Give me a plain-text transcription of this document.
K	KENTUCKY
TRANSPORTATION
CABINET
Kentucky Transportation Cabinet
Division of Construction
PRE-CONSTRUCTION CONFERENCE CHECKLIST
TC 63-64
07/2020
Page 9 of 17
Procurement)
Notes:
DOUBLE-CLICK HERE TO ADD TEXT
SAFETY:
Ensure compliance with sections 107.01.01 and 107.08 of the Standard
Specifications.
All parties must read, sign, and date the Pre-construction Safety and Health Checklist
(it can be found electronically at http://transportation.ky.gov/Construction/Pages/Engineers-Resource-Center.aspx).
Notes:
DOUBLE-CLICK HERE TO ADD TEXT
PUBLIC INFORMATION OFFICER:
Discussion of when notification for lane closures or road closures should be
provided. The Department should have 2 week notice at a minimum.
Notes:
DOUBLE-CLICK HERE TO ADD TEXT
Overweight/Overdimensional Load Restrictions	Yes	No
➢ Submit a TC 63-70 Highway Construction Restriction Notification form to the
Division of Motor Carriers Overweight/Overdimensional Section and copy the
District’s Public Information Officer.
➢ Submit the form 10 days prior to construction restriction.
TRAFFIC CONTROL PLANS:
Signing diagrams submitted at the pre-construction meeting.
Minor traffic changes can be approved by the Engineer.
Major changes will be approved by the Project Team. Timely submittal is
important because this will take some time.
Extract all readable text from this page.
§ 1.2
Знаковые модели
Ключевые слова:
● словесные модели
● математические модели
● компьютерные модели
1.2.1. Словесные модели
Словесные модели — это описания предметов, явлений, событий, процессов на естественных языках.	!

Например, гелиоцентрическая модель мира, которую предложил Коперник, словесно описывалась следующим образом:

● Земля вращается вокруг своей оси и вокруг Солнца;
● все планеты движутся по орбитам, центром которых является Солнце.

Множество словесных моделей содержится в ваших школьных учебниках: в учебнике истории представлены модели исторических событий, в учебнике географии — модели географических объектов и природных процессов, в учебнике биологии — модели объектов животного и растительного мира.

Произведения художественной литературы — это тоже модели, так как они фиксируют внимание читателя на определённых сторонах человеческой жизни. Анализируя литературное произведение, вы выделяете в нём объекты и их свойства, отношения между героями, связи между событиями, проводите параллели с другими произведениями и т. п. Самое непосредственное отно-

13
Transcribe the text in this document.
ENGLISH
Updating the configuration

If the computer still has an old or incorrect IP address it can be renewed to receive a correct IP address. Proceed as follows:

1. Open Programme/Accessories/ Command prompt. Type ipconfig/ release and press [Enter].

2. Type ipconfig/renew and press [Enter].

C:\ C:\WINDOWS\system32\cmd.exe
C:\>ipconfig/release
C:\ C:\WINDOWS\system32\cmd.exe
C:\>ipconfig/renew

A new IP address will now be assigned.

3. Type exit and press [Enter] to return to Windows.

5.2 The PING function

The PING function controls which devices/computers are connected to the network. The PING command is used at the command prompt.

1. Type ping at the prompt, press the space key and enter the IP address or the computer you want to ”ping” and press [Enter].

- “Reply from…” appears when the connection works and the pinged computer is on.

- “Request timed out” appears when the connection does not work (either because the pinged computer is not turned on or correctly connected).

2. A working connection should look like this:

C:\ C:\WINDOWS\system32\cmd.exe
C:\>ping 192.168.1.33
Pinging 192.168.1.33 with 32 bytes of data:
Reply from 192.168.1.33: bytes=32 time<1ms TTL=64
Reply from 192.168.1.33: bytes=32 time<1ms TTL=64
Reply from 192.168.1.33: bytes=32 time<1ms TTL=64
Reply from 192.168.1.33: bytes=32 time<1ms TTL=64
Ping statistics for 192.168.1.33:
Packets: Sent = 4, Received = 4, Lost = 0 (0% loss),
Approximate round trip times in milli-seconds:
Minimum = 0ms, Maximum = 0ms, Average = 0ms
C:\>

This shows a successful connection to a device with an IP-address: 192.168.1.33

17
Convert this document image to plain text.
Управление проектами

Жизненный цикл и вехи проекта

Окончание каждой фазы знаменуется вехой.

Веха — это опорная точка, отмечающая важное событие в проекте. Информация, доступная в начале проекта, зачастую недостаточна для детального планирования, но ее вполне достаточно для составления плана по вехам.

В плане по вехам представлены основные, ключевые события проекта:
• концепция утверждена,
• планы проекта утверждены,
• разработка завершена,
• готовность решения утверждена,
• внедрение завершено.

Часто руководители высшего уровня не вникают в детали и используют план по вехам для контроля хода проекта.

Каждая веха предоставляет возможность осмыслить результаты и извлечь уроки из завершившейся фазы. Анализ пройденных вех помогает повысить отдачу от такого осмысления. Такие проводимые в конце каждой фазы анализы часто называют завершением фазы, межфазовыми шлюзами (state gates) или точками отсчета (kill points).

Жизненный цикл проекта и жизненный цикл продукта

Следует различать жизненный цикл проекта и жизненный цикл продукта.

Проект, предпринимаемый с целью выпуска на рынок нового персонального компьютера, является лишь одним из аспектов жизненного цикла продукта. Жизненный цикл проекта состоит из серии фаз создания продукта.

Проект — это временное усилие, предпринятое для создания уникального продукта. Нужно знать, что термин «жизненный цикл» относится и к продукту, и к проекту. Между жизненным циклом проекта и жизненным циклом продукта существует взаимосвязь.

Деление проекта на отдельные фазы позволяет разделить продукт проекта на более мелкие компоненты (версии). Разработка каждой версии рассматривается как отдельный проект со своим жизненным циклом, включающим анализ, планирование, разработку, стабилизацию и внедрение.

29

□ □ □

* THE EXERCISE
Copy the material above, line for line.

* OUTPUT
Give me a plain-text transcription of this document.
K	KENTUCKY
TRANSPORTATION
CABINET
Kentucky Transportation Cabinet
Division of Construction
PRE-CONSTRUCTION CONFERENCE CHECKLIST
TC 63-64
07/2020
Page 9 of 17
Procurement)
Notes:
DOUBLE-CLICK HERE TO ADD TEXT
SAFETY:
Ensure compliance with sections 107.01.01 and 107.08 of the Standard
Specifications.
All parties must read, sign, and date the Pre-construction Safety and Health Checklist
(it can be found electronically at http://transportation.ky.gov/Construction/Pages/Engineers-Resource-Center.aspx).
Notes:
DOUBLE-CLICK HERE TO ADD TEXT
PUBLIC INFORMATION OFFICER:
Discussion of when notification for lane closures or road closures should be
provided. The Department should have 2 week notice at a minimum.
Notes:
DOUBLE-CLICK HERE TO ADD TEXT
Overweight/Overdimensional Load Restrictions	Yes	No
➢ Submit a TC 63-70 Highway Construction Restriction Notification form to the
Division of Motor Carriers Overweight/Overdimensional Section and copy the
District’s Public Information Officer.
➢ Submit the form 10 days prior to construction restriction.
TRAFFIC CONTROL PLANS:
Signing diagrams submitted at the pre-construction meeting.
Minor traffic changes can be approved by the Engineer.
Major changes will be approved by the Project Team. Timely submittal is
important because this will take some time.
Extract all readable text from this page.
§ 1.2
Знаковые модели
Ключевые слова:
● словесные модели
● математические модели
● компьютерные модели
1.2.1. Словесные модели
Словесные модели — это описания предметов, явлений, событий, процессов на естественных языках.	!

Например, гелиоцентрическая модель мира, которую предложил Коперник, словесно описывалась следующим образом:

● Земля вращается вокруг своей оси и вокруг Солнца;
● все планеты движутся по орбитам, центром которых является Солнце.

Множество словесных моделей содержится в ваших школьных учебниках: в учебнике истории представлены модели исторических событий, в учебнике географии — модели географических объектов и природных процессов, в учебнике биологии — модели объектов животного и растительного мира.

Произведения художественной литературы — это тоже модели, так как они фиксируют внимание читателя на определённых сторонах человеческой жизни. Анализируя литературное произведение, вы выделяете в нём объекты и их свойства, отношения между героями, связи между событиями, проводите параллели с другими произведениями и т. п. Самое непосредственное отно-

13
Transcribe the text in this document.
ENGLISH
Updating the configuration

If the computer still has an old or incorrect IP address it can be renewed to receive a correct IP address. Proceed as follows:

1. Open Programme/Accessories/ Command prompt. Type ipconfig/ release and press [Enter].

2. Type ipconfig/renew and press [Enter].

C:\ C:\WINDOWS\system32\cmd.exe
C:\>ipconfig/release
C:\ C:\WINDOWS\system32\cmd.exe
C:\>ipconfig/renew

A new IP address will now be assigned.

3. Type exit and press [Enter] to return to Windows.

5.2 The PING function

The PING function controls which devices/computers are connected to the network. The PING command is used at the command prompt.

1. Type ping at the prompt, press the space key and enter the IP address or the computer you want to ”ping” and press [Enter].

- “Reply from…” appears when the connection works and the pinged computer is on.

- “Request timed out” appears when the connection does not work (either because the pinged computer is not turned on or correctly connected).

2. A working connection should look like this:

C:\ C:\WINDOWS\system32\cmd.exe
C:\>ping 192.168.1.33
Pinging 192.168.1.33 with 32 bytes of data:
Reply from 192.168.1.33: bytes=32 time<1ms TTL=64
Reply from 192.168.1.33: bytes=32 time<1ms TTL=64
Reply from 192.168.1.33: bytes=32 time<1ms TTL=64
Reply from 192.168.1.33: bytes=32 time<1ms TTL=64
Ping statistics for 192.168.1.33:
Packets: Sent = 4, Received = 4, Lost = 0 (0% loss),
Approximate round trip times in milli-seconds:
Minimum = 0ms, Maximum = 0ms, Average = 0ms
C:\>

This shows a successful connection to a device with an IP-address: 192.168.1.33

17
Convert this document image to plain text.
Управление проектами

Жизненный цикл и вехи проекта

Окончание каждой фазы знаменуется вехой.

Веха — это опорная точка, отмечающая важное событие в проекте. Информация, доступная в начале проекта, зачастую недостаточна для детального планирования, но ее вполне достаточно для составления плана по вехам.

В плане по вехам представлены основные, ключевые события проекта:
• концепция утверждена,
• планы проекта утверждены,
• разработка завершена,
• готовность решения утверждена,
• внедрение завершено.

Часто руководители высшего уровня не вникают в детали и используют план по вехам для контроля хода проекта.

Каждая веха предоставляет возможность осмыслить результаты и извлечь уроки из завершившейся фазы. Анализ пройденных вех помогает повысить отдачу от такого осмысления. Такие проводимые в конце каждой фазы анализы часто называют завершением фазы, межфазовыми шлюзами (state gates) или точками отсчета (kill points).

Жизненный цикл проекта и жизненный цикл продукта

Следует различать жизненный цикл проекта и жизненный цикл продукта.

Проект, предпринимаемый с целью выпуска на рынок нового персонального компьютера, является лишь одним из аспектов жизненного цикла продукта. Жизненный цикл проекта состоит из серии фаз создания продукта.

Проект — это временное усилие, предпринятое для создания уникального продукта. Нужно знать, что термин «жизненный цикл» относится и к продукту, и к проекту. Между жизненным циклом проекта и жизненным циклом продукта существует взаимосвязь.

Деление проекта на отдельные фазы позволяет разделить продукт проекта на более мелкие компоненты (версии). Разработка каждой версии рассматривается как отдельный проект со своим жизненным циклом, включающим анализ, планирование, разработку, стабилизацию и внедрение.

29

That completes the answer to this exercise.